TASK DESCRIPTION: Repeat the data that follows, word for word, without the images.

╭──

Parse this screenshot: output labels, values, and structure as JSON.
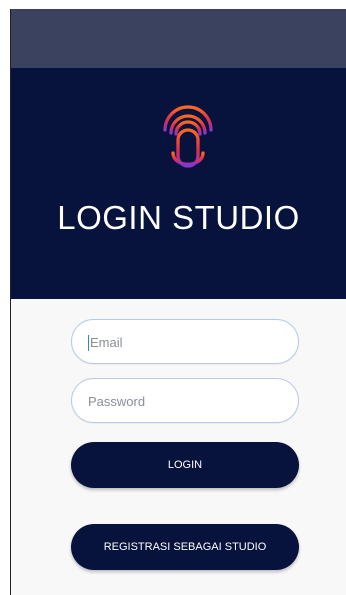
{
  "header": {
    "title": "LOGIN STUDIO"
  },
  "icons": {
    "logo": "microphone-logo-icon"
  },
  "form": {
    "email_placeholder": "Email",
    "password_placeholder": "Password",
    "login_label": "LOGIN",
    "register_label": "REGISTRASI SEBAGAI STUDIO"
  },
  "colors": {
    "header_background": "#07123d",
    "status_bar": "#3a4260",
    "button_background": "#07123d",
    "field_border": "#b9cae8",
    "logo_orange": "#ff6a1f",
    "logo_red": "#e0304c",
    "logo_purple": "#8a35c8"
  }
}
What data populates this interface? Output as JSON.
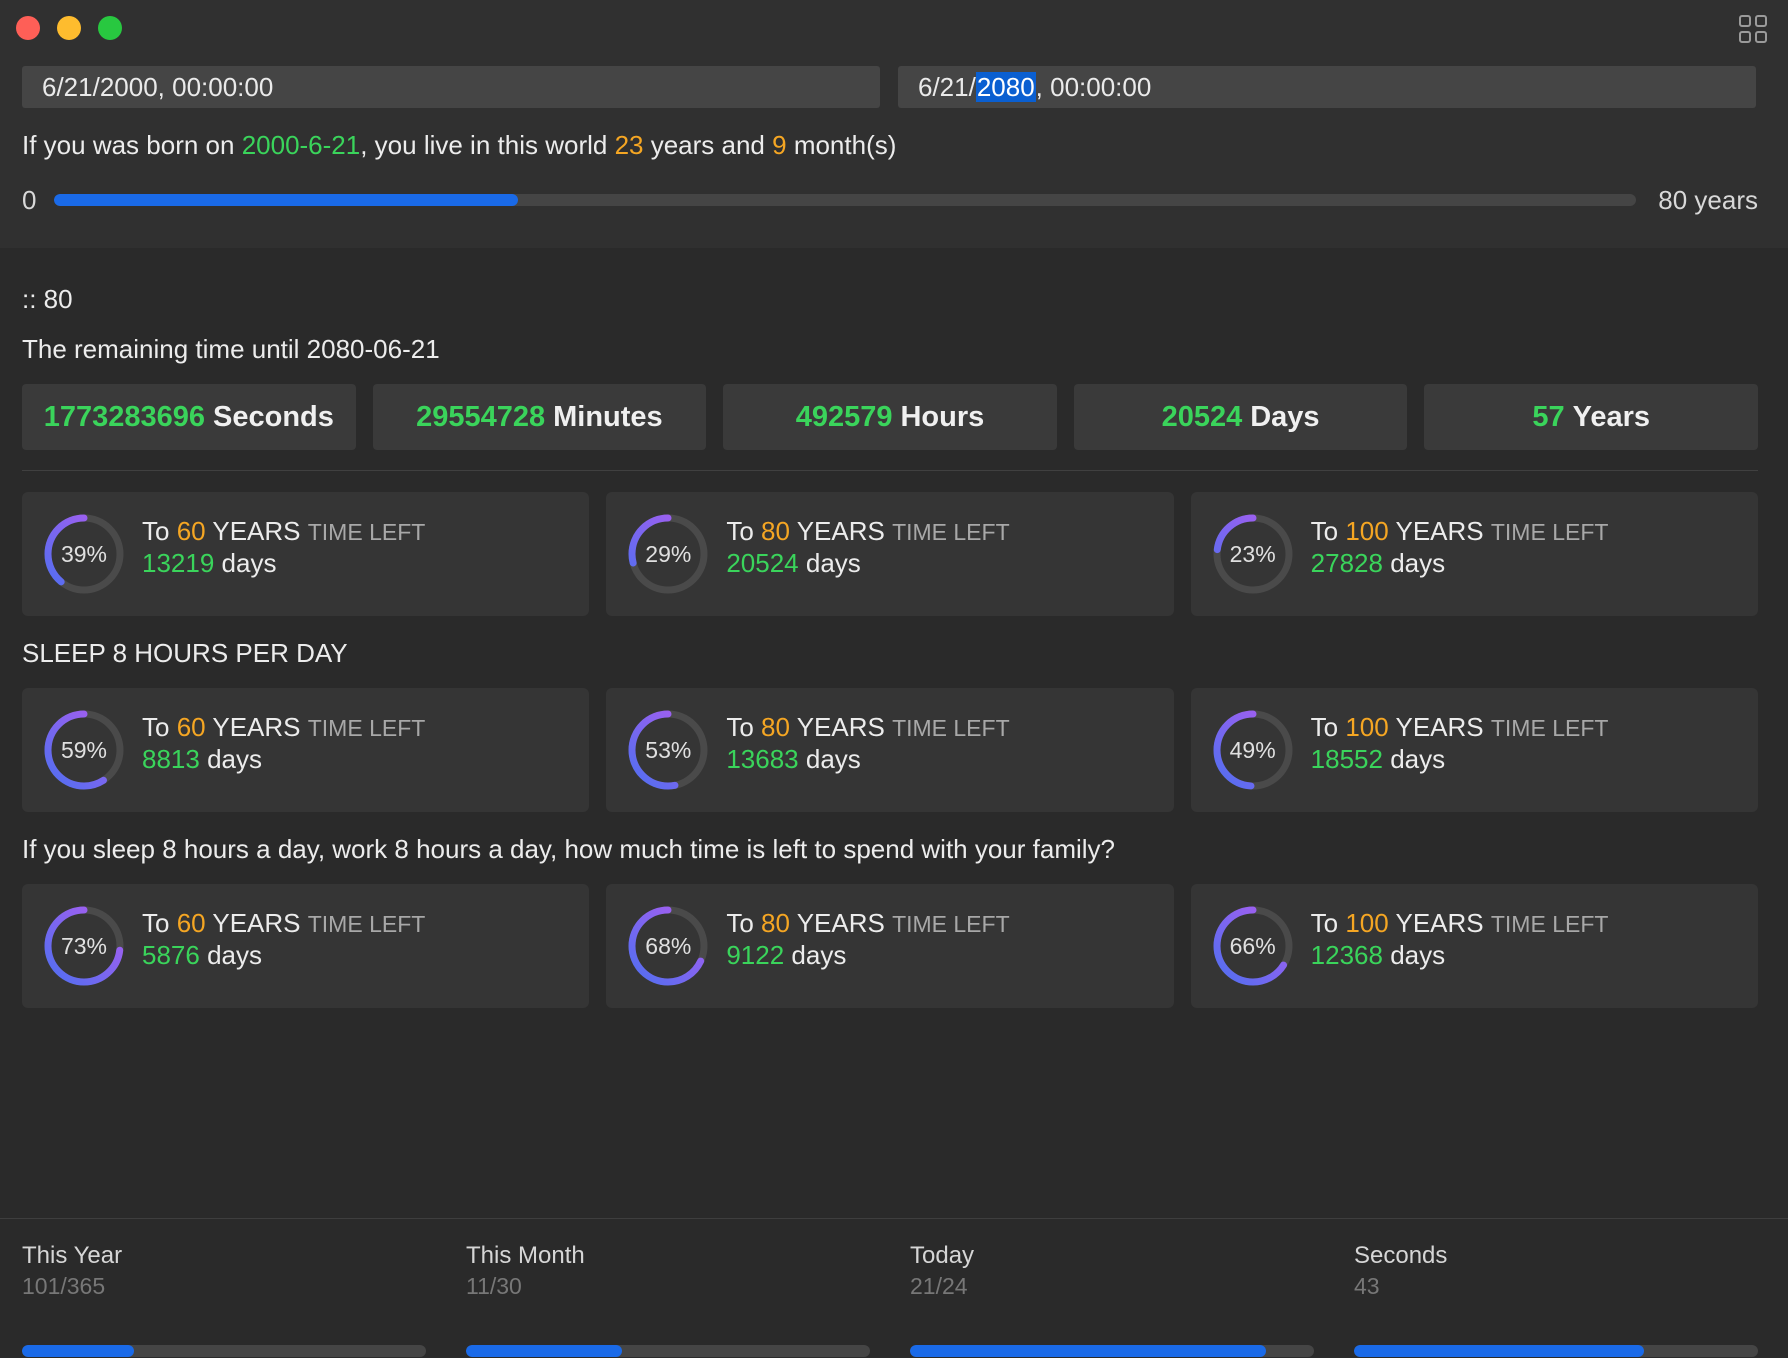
{
  "header": {
    "birth_date_value": "6/21/2000, 00:00:00",
    "target_date_prefix": "6/21/",
    "target_date_selected": "2080",
    "target_date_suffix": ", 00:00:00"
  },
  "born_sentence": {
    "part1": "If you was born on ",
    "birth_date": "2000-6-21",
    "part2": ", you live in this world ",
    "years": "23",
    "part3": " years and ",
    "months": "9",
    "part4": " month(s)"
  },
  "life_progress": {
    "min_label": "0",
    "max_label": "80 years",
    "fraction": 0.293
  },
  "target_heading": ":: 80",
  "remaining_text": "The remaining time until 2080-06-21",
  "stats": [
    {
      "value": "1773283696",
      "unit": "Seconds"
    },
    {
      "value": "29554728",
      "unit": "Minutes"
    },
    {
      "value": "492579",
      "unit": "Hours"
    },
    {
      "value": "20524",
      "unit": "Days"
    },
    {
      "value": "57",
      "unit": "Years"
    }
  ],
  "card_labels": {
    "to": "To ",
    "years": " YEARS ",
    "time_left": "TIME LEFT",
    "days": " days"
  },
  "groups": {
    "total": [
      {
        "age": "60",
        "percent": "39%",
        "fraction": 0.39,
        "days": "13219"
      },
      {
        "age": "80",
        "percent": "29%",
        "fraction": 0.29,
        "days": "20524"
      },
      {
        "age": "100",
        "percent": "23%",
        "fraction": 0.23,
        "days": "27828"
      }
    ],
    "sleep_title": "SLEEP 8 HOURS PER DAY",
    "sleep": [
      {
        "age": "60",
        "percent": "59%",
        "fraction": 0.59,
        "days": "8813"
      },
      {
        "age": "80",
        "percent": "53%",
        "fraction": 0.53,
        "days": "13683"
      },
      {
        "age": "100",
        "percent": "49%",
        "fraction": 0.49,
        "days": "18552"
      }
    ],
    "family_title": "If you sleep 8 hours a day, work 8 hours a day, how much time is left to spend with your family?",
    "family": [
      {
        "age": "60",
        "percent": "73%",
        "fraction": 0.73,
        "days": "5876"
      },
      {
        "age": "80",
        "percent": "68%",
        "fraction": 0.68,
        "days": "9122"
      },
      {
        "age": "100",
        "percent": "66%",
        "fraction": 0.66,
        "days": "12368"
      }
    ]
  },
  "bottom": [
    {
      "title": "This Year",
      "value": "101/365",
      "fraction": 0.277
    },
    {
      "title": "This Month",
      "value": "11/30",
      "fraction": 0.385
    },
    {
      "title": "Today",
      "value": "21/24",
      "fraction": 0.88
    },
    {
      "title": "Seconds",
      "value": "43",
      "fraction": 0.717
    }
  ],
  "colors": {
    "accent_green": "#3ad45b",
    "accent_orange": "#f5a623",
    "progress_blue": "#1a6ae8",
    "ring_start": "#4f6ff0",
    "ring_end": "#b05cf0"
  }
}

╰──

TASK ANSWER:
Parse this screenshot: output labels, values, and structure as JSON.
{
  "header": {
    "title": "LOGIN STUDIO"
  },
  "icons": {
    "logo": "microphone-logo-icon"
  },
  "form": {
    "email_placeholder": "Email",
    "password_placeholder": "Password",
    "login_label": "LOGIN",
    "register_label": "REGISTRASI SEBAGAI STUDIO"
  },
  "colors": {
    "header_background": "#07123d",
    "status_bar": "#3a4260",
    "button_background": "#07123d",
    "field_border": "#b9cae8",
    "logo_orange": "#ff6a1f",
    "logo_red": "#e0304c",
    "logo_purple": "#8a35c8"
  }
}
What data populates this interface? Output as JSON.
{
  "header": {
    "birth_date_value": "6/21/2000, 00:00:00",
    "target_date_prefix": "6/21/",
    "target_date_selected": "2080",
    "target_date_suffix": ", 00:00:00"
  },
  "born_sentence": {
    "part1": "If you was born on ",
    "birth_date": "2000-6-21",
    "part2": ", you live in this world ",
    "years": "23",
    "part3": " years and ",
    "months": "9",
    "part4": " month(s)"
  },
  "life_progress": {
    "min_label": "0",
    "max_label": "80 years",
    "fraction": 0.293
  },
  "target_heading": ":: 80",
  "remaining_text": "The remaining time until 2080-06-21",
  "stats": [
    {
      "value": "1773283696",
      "unit": "Seconds"
    },
    {
      "value": "29554728",
      "unit": "Minutes"
    },
    {
      "value": "492579",
      "unit": "Hours"
    },
    {
      "value": "20524",
      "unit": "Days"
    },
    {
      "value": "57",
      "unit": "Years"
    }
  ],
  "card_labels": {
    "to": "To ",
    "years": " YEARS ",
    "time_left": "TIME LEFT",
    "days": " days"
  },
  "groups": {
    "total": [
      {
        "age": "60",
        "percent": "39%",
        "fraction": 0.39,
        "days": "13219"
      },
      {
        "age": "80",
        "percent": "29%",
        "fraction": 0.29,
        "days": "20524"
      },
      {
        "age": "100",
        "percent": "23%",
        "fraction": 0.23,
        "days": "27828"
      }
    ],
    "sleep_title": "SLEEP 8 HOURS PER DAY",
    "sleep": [
      {
        "age": "60",
        "percent": "59%",
        "fraction": 0.59,
        "days": "8813"
      },
      {
        "age": "80",
        "percent": "53%",
        "fraction": 0.53,
        "days": "13683"
      },
      {
        "age": "100",
        "percent": "49%",
        "fraction": 0.49,
        "days": "18552"
      }
    ],
    "family_title": "If you sleep 8 hours a day, work 8 hours a day, how much time is left to spend with your family?",
    "family": [
      {
        "age": "60",
        "percent": "73%",
        "fraction": 0.73,
        "days": "5876"
      },
      {
        "age": "80",
        "percent": "68%",
        "fraction": 0.68,
        "days": "9122"
      },
      {
        "age": "100",
        "percent": "66%",
        "fraction": 0.66,
        "days": "12368"
      }
    ]
  },
  "bottom": [
    {
      "title": "This Year",
      "value": "101/365",
      "fraction": 0.277
    },
    {
      "title": "This Month",
      "value": "11/30",
      "fraction": 0.385
    },
    {
      "title": "Today",
      "value": "21/24",
      "fraction": 0.88
    },
    {
      "title": "Seconds",
      "value": "43",
      "fraction": 0.717
    }
  ],
  "colors": {
    "accent_green": "#3ad45b",
    "accent_orange": "#f5a623",
    "progress_blue": "#1a6ae8",
    "ring_start": "#4f6ff0",
    "ring_end": "#b05cf0"
  }
}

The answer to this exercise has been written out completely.